# start of WORKING DATA
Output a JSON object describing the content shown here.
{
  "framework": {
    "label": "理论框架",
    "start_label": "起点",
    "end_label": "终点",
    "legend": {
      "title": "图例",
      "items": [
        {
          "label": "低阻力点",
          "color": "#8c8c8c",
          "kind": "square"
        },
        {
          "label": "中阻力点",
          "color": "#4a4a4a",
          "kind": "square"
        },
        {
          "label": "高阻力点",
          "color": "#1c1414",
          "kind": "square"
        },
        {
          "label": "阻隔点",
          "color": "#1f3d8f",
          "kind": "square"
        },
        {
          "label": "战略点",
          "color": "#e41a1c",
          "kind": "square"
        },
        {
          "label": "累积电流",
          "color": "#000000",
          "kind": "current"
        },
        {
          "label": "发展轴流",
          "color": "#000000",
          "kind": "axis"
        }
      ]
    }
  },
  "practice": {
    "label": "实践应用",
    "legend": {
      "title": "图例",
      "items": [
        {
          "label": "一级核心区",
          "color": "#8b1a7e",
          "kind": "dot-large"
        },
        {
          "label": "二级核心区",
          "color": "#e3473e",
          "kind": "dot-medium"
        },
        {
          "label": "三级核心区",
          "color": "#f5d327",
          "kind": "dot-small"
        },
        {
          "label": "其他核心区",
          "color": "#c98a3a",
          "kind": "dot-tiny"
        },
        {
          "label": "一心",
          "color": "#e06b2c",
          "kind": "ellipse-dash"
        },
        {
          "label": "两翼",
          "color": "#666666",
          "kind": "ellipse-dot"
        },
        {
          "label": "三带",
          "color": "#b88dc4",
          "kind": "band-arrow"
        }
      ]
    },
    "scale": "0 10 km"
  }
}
# end of WORKING DATA
Output all preceding records character for character.

Output a JSON object describing the content shown here.
{
  "framework": {
    "label": "理论框架",
    "start_label": "起点",
    "end_label": "终点",
    "legend": {
      "title": "图例",
      "items": [
        {
          "label": "低阻力点",
          "color": "#8c8c8c",
          "kind": "square"
        },
        {
          "label": "中阻力点",
          "color": "#4a4a4a",
          "kind": "square"
        },
        {
          "label": "高阻力点",
          "color": "#1c1414",
          "kind": "square"
        },
        {
          "label": "阻隔点",
          "color": "#1f3d8f",
          "kind": "square"
        },
        {
          "label": "战略点",
          "color": "#e41a1c",
          "kind": "square"
        },
        {
          "label": "累积电流",
          "color": "#000000",
          "kind": "current"
        },
        {
          "label": "发展轴流",
          "color": "#000000",
          "kind": "axis"
        }
      ]
    }
  },
  "practice": {
    "label": "实践应用",
    "legend": {
      "title": "图例",
      "items": [
        {
          "label": "一级核心区",
          "color": "#8b1a7e",
          "kind": "dot-large"
        },
        {
          "label": "二级核心区",
          "color": "#e3473e",
          "kind": "dot-medium"
        },
        {
          "label": "三级核心区",
          "color": "#f5d327",
          "kind": "dot-small"
        },
        {
          "label": "其他核心区",
          "color": "#c98a3a",
          "kind": "dot-tiny"
        },
        {
          "label": "一心",
          "color": "#e06b2c",
          "kind": "ellipse-dash"
        },
        {
          "label": "两翼",
          "color": "#666666",
          "kind": "ellipse-dot"
        },
        {
          "label": "三带",
          "color": "#b88dc4",
          "kind": "band-arrow"
        }
      ]
    },
    "scale": "0 10 km"
  }
}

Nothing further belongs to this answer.